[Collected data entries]
┄┄┄┄┄┄
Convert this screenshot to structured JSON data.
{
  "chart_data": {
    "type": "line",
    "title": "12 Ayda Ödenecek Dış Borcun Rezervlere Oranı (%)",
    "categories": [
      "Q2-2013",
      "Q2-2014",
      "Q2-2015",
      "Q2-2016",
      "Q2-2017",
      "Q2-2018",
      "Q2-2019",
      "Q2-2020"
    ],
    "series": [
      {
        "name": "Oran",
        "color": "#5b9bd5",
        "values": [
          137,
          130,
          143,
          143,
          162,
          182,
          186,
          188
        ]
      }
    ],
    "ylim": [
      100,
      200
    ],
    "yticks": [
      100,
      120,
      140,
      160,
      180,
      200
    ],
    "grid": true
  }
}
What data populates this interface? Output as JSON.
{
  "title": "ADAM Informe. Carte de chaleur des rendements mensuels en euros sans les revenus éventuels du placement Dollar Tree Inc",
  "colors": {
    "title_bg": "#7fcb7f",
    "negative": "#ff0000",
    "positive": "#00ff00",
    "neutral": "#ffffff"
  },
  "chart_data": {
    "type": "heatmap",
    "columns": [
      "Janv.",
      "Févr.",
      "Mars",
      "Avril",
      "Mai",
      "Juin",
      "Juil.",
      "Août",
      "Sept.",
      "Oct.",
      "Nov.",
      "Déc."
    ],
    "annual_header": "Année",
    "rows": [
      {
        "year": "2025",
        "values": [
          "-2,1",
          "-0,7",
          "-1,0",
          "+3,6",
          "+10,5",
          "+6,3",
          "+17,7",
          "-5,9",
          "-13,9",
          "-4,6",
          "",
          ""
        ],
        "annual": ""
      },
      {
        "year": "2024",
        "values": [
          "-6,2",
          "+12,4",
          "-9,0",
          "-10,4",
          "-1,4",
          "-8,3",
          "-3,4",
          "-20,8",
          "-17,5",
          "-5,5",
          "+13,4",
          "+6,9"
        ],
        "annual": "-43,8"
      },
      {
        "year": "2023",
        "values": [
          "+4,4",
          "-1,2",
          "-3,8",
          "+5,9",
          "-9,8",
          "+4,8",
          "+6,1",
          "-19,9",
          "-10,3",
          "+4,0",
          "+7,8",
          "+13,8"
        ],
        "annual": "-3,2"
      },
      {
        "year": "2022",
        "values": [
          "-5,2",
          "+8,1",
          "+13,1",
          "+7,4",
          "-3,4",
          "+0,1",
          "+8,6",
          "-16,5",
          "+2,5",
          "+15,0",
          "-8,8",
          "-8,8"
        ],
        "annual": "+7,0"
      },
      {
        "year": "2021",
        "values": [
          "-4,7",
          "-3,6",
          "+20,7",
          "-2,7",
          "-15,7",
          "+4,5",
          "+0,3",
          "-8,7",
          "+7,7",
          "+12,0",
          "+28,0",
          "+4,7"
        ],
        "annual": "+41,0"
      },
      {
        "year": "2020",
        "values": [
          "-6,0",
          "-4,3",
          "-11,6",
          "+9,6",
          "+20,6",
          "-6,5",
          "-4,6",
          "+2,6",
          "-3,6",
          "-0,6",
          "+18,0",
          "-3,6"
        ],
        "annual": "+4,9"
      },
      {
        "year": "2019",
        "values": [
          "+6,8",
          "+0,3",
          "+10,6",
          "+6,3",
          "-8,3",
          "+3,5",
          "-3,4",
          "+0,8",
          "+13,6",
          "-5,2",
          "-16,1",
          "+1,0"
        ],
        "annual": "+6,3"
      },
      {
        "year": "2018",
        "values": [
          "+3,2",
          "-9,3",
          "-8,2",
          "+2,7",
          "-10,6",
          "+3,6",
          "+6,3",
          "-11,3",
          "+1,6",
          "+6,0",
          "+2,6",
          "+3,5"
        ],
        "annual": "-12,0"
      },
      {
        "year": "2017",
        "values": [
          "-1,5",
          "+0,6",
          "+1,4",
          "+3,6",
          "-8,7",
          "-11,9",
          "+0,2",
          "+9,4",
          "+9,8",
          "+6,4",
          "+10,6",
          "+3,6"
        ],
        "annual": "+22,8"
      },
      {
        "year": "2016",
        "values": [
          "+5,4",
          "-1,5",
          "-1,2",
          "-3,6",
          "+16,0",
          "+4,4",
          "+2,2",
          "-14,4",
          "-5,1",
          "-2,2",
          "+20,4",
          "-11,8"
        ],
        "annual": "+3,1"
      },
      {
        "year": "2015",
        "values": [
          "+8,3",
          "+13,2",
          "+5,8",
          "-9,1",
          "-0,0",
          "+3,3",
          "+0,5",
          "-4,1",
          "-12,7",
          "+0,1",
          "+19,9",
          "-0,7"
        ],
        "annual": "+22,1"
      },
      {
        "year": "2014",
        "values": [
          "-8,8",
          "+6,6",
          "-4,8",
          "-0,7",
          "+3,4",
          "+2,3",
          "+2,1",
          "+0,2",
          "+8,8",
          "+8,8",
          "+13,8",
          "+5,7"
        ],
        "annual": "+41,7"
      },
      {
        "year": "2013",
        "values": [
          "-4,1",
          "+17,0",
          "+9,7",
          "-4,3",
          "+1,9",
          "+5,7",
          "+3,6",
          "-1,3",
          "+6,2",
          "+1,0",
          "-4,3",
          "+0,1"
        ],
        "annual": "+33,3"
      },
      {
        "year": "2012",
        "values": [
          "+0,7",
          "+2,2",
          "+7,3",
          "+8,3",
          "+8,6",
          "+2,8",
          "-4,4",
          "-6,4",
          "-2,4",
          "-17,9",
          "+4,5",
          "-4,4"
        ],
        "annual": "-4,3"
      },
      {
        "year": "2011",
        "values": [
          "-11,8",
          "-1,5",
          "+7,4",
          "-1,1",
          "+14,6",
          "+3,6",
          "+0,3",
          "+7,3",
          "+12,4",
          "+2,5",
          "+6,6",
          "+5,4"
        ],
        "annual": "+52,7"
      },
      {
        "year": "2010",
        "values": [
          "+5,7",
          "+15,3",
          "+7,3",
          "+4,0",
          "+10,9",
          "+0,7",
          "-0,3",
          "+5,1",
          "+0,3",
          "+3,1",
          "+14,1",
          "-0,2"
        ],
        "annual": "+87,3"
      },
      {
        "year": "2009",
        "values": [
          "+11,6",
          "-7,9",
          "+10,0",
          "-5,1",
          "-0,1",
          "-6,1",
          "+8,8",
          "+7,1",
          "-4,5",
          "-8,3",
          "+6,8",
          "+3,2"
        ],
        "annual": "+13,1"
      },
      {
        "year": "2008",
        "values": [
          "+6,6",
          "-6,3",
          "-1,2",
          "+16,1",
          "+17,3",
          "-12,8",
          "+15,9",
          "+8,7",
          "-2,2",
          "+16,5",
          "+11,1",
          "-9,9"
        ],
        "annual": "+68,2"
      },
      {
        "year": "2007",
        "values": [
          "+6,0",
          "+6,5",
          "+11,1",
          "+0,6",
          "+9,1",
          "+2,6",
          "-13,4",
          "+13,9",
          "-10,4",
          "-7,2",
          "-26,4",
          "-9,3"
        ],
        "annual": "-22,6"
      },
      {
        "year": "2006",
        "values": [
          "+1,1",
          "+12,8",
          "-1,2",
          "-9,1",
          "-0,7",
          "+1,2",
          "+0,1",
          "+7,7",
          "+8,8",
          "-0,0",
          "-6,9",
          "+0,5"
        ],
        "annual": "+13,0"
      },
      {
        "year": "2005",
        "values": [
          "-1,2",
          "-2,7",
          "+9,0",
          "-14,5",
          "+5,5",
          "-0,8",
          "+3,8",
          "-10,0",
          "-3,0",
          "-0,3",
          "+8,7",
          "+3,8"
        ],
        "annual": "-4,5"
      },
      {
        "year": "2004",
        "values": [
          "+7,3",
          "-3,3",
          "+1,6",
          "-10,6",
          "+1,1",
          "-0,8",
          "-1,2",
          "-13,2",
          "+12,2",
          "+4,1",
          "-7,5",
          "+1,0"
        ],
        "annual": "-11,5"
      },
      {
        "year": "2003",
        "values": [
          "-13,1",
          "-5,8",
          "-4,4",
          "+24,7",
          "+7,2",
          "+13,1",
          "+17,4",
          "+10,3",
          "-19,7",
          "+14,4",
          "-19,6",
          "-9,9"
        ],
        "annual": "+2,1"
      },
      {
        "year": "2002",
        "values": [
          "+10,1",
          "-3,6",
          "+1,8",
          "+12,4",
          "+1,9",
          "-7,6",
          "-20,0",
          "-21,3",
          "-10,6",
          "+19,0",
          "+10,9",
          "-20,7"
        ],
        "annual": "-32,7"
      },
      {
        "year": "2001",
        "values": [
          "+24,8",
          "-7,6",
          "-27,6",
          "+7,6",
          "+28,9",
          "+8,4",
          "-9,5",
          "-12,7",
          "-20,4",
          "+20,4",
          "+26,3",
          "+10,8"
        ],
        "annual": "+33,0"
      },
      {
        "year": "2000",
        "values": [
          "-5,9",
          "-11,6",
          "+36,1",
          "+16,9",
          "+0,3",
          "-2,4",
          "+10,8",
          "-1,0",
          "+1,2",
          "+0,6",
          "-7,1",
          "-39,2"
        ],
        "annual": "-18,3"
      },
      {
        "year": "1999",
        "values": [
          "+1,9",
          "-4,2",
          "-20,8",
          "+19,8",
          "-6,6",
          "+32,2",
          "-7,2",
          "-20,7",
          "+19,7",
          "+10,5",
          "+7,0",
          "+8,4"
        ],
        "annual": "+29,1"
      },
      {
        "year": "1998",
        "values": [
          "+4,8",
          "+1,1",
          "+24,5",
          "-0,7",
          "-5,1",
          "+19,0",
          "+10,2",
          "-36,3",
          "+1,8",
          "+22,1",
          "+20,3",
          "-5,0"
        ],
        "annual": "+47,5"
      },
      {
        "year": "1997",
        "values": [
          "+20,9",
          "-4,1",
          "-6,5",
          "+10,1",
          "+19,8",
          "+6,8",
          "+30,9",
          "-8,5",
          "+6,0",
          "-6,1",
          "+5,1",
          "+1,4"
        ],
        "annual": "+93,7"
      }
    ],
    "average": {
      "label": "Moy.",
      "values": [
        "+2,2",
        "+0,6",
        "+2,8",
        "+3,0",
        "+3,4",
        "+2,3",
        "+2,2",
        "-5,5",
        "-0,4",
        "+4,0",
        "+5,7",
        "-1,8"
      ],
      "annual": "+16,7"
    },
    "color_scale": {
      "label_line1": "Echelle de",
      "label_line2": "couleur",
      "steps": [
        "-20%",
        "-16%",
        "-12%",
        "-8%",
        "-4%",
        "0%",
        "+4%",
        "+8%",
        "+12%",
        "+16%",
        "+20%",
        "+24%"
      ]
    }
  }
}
┄┄┄┄┄┄
BRIEF: Where a line in the entries holds the word "this", copy that line.

TASK SOLUTION:
Convert this screenshot to structured JSON data.
What data populates this interface? Output as JSON.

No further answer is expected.